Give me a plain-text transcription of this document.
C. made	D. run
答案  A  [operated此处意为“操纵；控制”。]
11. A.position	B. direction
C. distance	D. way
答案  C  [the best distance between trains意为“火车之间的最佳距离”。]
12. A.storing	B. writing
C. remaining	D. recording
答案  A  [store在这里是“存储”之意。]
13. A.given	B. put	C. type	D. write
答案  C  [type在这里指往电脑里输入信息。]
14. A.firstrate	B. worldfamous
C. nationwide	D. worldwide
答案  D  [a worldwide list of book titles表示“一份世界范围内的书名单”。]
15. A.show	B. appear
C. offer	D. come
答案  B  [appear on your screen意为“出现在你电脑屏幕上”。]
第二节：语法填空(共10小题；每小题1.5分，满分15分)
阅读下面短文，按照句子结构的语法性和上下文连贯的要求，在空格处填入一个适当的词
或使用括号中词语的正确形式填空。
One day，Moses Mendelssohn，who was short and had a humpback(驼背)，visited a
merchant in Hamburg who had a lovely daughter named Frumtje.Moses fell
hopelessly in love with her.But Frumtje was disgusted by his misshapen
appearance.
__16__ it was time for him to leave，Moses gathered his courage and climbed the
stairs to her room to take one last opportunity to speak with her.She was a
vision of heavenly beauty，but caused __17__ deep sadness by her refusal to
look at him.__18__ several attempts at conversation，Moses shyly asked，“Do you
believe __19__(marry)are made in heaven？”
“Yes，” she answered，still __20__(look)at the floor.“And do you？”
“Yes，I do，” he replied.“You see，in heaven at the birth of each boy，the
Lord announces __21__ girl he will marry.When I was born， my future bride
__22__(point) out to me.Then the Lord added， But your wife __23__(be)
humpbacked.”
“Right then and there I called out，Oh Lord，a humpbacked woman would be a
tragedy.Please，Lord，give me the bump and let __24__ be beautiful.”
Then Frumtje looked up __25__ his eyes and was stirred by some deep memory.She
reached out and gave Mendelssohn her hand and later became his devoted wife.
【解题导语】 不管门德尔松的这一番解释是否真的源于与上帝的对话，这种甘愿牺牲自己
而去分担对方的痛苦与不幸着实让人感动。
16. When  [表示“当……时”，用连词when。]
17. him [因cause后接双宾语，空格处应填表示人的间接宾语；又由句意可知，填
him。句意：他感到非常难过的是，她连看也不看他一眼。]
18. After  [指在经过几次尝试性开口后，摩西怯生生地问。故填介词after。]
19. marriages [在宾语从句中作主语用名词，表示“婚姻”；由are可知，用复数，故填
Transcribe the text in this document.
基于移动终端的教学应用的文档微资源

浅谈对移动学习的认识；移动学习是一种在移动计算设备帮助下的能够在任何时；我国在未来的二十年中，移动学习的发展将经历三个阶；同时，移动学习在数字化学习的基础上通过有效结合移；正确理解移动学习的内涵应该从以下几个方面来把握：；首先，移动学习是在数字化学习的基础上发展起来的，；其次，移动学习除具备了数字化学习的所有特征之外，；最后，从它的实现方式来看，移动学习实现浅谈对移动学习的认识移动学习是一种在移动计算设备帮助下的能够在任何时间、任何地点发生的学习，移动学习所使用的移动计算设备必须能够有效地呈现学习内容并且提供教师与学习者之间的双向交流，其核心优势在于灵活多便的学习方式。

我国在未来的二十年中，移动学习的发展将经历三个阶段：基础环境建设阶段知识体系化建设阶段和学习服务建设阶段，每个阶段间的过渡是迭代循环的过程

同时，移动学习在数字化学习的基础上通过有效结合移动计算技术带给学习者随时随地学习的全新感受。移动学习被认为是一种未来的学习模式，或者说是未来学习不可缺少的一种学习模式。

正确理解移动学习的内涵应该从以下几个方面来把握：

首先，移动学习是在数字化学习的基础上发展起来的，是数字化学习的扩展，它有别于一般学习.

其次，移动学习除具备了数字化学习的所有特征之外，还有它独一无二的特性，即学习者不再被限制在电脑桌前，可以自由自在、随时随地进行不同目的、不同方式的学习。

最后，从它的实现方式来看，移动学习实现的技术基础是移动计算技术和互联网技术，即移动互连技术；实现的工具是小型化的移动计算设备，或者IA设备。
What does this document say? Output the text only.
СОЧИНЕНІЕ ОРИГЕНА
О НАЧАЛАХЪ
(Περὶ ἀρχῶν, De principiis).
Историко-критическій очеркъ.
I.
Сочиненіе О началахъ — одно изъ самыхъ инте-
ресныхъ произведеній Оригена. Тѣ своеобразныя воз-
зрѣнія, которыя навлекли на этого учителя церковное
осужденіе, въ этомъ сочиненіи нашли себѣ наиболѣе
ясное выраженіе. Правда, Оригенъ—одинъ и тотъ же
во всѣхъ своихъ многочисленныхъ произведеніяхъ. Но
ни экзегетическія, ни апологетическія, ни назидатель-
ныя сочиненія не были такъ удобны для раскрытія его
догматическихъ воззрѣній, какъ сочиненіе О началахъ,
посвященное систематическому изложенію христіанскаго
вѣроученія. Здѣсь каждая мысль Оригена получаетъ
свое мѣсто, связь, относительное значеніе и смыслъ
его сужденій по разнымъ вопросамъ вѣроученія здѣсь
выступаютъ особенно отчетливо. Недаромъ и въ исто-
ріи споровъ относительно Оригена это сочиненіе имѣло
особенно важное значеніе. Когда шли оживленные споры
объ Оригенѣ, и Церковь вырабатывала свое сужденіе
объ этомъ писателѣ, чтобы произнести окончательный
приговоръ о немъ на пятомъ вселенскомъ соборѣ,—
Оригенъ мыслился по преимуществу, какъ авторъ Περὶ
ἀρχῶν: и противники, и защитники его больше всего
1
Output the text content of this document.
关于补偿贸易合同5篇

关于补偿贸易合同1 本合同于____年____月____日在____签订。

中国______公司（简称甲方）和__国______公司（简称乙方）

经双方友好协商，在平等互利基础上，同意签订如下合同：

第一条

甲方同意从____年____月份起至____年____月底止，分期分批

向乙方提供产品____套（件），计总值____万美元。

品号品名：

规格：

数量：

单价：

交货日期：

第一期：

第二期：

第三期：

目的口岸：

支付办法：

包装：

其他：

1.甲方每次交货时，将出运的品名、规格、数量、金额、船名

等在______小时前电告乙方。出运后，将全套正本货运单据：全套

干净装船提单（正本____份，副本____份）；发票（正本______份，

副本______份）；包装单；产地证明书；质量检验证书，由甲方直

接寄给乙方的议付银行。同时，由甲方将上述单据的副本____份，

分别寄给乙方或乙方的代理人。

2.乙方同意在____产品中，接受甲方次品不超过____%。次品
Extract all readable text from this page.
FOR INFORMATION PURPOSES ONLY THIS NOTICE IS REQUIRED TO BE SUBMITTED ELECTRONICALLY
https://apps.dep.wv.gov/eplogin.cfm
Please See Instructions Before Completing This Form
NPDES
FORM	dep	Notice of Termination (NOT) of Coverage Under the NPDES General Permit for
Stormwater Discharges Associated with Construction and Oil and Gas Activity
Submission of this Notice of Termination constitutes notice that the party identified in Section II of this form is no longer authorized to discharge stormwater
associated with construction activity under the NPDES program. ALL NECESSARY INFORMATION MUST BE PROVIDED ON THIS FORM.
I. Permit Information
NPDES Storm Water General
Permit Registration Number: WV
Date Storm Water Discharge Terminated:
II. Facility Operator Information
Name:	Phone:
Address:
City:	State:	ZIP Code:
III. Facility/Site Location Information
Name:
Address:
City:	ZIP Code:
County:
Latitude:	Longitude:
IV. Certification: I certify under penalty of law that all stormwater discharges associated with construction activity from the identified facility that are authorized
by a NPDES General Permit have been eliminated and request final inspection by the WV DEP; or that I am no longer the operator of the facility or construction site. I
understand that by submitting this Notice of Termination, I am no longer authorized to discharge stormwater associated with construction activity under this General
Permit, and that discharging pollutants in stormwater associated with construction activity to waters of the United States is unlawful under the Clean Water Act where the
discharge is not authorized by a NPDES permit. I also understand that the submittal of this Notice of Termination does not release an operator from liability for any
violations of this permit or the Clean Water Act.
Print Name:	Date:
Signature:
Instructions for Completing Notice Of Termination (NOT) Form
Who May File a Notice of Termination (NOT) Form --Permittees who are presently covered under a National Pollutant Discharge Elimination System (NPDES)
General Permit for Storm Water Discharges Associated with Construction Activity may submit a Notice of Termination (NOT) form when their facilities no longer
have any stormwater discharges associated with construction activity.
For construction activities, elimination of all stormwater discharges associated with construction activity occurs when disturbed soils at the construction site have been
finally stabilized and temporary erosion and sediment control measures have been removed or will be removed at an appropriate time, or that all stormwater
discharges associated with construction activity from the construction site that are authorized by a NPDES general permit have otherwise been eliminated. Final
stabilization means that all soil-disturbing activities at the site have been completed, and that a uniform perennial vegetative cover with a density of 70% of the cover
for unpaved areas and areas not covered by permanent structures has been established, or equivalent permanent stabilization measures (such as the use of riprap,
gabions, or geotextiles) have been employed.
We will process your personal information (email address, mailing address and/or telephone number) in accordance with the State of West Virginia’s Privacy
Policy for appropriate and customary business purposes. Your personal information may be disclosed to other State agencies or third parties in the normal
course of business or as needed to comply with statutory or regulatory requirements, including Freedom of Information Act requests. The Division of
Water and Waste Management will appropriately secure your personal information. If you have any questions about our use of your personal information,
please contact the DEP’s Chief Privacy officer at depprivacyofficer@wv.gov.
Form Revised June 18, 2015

### [WORK TO COMPLETE]
Using the listing above, say how many of its lines contain the string "移动学习是在数字化学习的基础上发展起来的", giving nothing but the figure.

### [EXERCISE SOLUTION]
2